[START Supplied entries]
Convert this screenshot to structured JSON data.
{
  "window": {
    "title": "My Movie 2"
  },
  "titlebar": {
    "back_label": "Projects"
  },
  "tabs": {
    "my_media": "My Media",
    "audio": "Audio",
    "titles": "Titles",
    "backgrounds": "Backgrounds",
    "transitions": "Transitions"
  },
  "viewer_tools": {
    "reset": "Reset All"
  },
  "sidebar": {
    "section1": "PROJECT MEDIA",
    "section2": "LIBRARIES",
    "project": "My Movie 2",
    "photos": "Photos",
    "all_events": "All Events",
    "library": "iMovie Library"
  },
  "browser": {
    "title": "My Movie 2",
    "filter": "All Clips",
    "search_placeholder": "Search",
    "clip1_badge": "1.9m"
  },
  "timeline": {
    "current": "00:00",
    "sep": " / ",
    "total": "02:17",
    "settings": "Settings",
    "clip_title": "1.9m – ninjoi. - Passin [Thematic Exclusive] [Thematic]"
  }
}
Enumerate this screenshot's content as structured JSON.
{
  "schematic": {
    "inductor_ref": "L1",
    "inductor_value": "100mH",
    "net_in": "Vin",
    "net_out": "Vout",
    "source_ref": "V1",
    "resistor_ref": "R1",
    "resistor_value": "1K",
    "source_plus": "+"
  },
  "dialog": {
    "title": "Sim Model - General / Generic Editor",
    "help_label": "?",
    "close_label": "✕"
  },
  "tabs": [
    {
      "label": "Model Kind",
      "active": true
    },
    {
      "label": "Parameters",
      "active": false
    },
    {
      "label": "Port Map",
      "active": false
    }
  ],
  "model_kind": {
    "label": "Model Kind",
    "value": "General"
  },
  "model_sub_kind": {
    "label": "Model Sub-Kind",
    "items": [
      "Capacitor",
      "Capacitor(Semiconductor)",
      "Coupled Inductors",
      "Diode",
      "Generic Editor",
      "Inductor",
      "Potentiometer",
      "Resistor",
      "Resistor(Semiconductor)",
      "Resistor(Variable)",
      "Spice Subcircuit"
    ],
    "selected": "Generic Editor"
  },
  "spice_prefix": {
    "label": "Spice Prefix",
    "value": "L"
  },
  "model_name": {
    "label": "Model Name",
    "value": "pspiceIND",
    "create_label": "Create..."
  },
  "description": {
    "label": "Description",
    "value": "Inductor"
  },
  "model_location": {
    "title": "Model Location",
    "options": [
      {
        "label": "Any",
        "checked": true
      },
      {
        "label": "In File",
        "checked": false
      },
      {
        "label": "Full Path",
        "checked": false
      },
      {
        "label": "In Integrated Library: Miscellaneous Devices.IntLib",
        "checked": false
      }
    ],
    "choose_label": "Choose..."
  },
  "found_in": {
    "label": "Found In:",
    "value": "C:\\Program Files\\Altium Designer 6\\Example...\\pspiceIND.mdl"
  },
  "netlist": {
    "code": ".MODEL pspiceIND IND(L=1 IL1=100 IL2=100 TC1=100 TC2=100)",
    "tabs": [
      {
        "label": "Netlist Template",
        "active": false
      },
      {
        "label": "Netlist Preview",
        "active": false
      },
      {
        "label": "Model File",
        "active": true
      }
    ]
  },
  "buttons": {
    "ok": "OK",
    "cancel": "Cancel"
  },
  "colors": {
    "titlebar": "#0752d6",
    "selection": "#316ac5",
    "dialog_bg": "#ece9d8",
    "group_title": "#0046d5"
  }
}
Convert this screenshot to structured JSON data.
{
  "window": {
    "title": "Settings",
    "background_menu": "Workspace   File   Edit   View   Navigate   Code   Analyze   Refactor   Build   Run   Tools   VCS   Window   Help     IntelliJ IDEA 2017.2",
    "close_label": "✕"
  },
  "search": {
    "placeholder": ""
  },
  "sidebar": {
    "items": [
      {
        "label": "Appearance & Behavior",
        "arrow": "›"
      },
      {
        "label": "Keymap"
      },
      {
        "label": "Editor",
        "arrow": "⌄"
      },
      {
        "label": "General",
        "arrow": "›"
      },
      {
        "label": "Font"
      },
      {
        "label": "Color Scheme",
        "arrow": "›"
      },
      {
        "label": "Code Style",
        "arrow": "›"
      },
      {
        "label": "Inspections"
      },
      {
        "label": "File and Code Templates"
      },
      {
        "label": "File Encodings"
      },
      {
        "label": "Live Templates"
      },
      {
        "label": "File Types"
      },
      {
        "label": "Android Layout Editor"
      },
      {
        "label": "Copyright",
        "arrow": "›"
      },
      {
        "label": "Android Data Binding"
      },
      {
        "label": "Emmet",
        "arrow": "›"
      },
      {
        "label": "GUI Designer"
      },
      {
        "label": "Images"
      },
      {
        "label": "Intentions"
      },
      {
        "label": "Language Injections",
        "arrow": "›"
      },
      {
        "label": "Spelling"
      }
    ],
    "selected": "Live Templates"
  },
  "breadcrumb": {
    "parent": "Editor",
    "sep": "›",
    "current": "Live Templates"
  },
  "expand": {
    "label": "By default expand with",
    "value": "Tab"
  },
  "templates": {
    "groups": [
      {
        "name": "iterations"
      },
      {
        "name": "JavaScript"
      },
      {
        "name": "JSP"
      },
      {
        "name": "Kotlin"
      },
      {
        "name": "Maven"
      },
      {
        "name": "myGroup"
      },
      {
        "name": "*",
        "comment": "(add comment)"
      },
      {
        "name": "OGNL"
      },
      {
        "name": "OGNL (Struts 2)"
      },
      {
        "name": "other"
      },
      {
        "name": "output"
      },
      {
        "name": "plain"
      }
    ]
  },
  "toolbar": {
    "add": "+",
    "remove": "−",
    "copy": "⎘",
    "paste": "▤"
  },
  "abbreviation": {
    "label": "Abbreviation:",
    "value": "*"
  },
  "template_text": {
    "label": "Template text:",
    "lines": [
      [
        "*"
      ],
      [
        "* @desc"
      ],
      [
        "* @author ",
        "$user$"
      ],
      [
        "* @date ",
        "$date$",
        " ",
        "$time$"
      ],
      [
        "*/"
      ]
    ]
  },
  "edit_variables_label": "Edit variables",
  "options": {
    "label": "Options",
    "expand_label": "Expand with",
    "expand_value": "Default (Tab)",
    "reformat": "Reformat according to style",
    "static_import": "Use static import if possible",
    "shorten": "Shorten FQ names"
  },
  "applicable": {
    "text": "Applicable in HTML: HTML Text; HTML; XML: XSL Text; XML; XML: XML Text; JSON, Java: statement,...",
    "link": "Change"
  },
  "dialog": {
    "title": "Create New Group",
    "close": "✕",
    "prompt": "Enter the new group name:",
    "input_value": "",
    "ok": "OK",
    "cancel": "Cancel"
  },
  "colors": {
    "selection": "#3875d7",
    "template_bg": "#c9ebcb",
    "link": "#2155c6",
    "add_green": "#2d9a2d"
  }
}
[END Supplied entries]
Pull out each line containing the word "Editor" and copy it.

    "title": "Sim Model - General / Generic Editor",
      "Generic Editor",
    "selected": "Generic Editor"
        "label": "Editor",
        "label": "Android Layout Editor"
    "parent": "Editor",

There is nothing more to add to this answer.